● To do
Please restate the following records word for word.
##########
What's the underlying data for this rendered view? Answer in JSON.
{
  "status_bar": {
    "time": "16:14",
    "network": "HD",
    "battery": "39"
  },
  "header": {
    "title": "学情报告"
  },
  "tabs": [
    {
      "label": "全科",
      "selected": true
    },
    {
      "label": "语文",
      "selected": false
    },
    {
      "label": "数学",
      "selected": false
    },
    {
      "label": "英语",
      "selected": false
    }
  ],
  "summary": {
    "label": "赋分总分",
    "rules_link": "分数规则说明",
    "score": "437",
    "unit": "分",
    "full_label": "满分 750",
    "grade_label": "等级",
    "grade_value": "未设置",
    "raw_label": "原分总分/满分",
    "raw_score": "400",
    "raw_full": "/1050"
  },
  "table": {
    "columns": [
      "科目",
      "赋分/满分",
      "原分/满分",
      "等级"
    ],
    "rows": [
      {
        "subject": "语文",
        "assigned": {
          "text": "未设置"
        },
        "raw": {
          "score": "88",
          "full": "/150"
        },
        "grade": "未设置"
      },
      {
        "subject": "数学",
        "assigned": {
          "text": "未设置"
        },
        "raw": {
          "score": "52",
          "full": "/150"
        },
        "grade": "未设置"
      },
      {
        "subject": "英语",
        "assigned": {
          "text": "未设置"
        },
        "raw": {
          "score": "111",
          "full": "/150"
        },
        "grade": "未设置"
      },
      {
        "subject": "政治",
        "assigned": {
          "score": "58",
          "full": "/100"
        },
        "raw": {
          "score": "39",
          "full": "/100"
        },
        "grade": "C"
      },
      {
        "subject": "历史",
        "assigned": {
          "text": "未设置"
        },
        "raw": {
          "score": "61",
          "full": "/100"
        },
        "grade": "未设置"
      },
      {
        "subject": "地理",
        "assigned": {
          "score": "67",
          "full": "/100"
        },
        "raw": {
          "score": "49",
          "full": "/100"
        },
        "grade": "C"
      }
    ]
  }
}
##########
● Exercise answer
What's the underlying data for this rendered view? Answer in JSON.
{
  "status_bar": {
    "time": "16:14",
    "network": "HD",
    "battery": "39"
  },
  "header": {
    "title": "学情报告"
  },
  "tabs": [
    {
      "label": "全科",
      "selected": true
    },
    {
      "label": "语文",
      "selected": false
    },
    {
      "label": "数学",
      "selected": false
    },
    {
      "label": "英语",
      "selected": false
    }
  ],
  "summary": {
    "label": "赋分总分",
    "rules_link": "分数规则说明",
    "score": "437",
    "unit": "分",
    "full_label": "满分 750",
    "grade_label": "等级",
    "grade_value": "未设置",
    "raw_label": "原分总分/满分",
    "raw_score": "400",
    "raw_full": "/1050"
  },
  "table": {
    "columns": [
      "科目",
      "赋分/满分",
      "原分/满分",
      "等级"
    ],
    "rows": [
      {
        "subject": "语文",
        "assigned": {
          "text": "未设置"
        },
        "raw": {
          "score": "88",
          "full": "/150"
        },
        "grade": "未设置"
      },
      {
        "subject": "数学",
        "assigned": {
          "text": "未设置"
        },
        "raw": {
          "score": "52",
          "full": "/150"
        },
        "grade": "未设置"
      },
      {
        "subject": "英语",
        "assigned": {
          "text": "未设置"
        },
        "raw": {
          "score": "111",
          "full": "/150"
        },
        "grade": "未设置"
      },
      {
        "subject": "政治",
        "assigned": {
          "score": "58",
          "full": "/100"
        },
        "raw": {
          "score": "39",
          "full": "/100"
        },
        "grade": "C"
      },
      {
        "subject": "历史",
        "assigned": {
          "text": "未设置"
        },
        "raw": {
          "score": "61",
          "full": "/100"
        },
        "grade": "未设置"
      },
      {
        "subject": "地理",
        "assigned": {
          "score": "67",
          "full": "/100"
        },
        "raw": {
          "score": "49",
          "full": "/100"
        },
        "grade": "C"
      }
    ]
  }
}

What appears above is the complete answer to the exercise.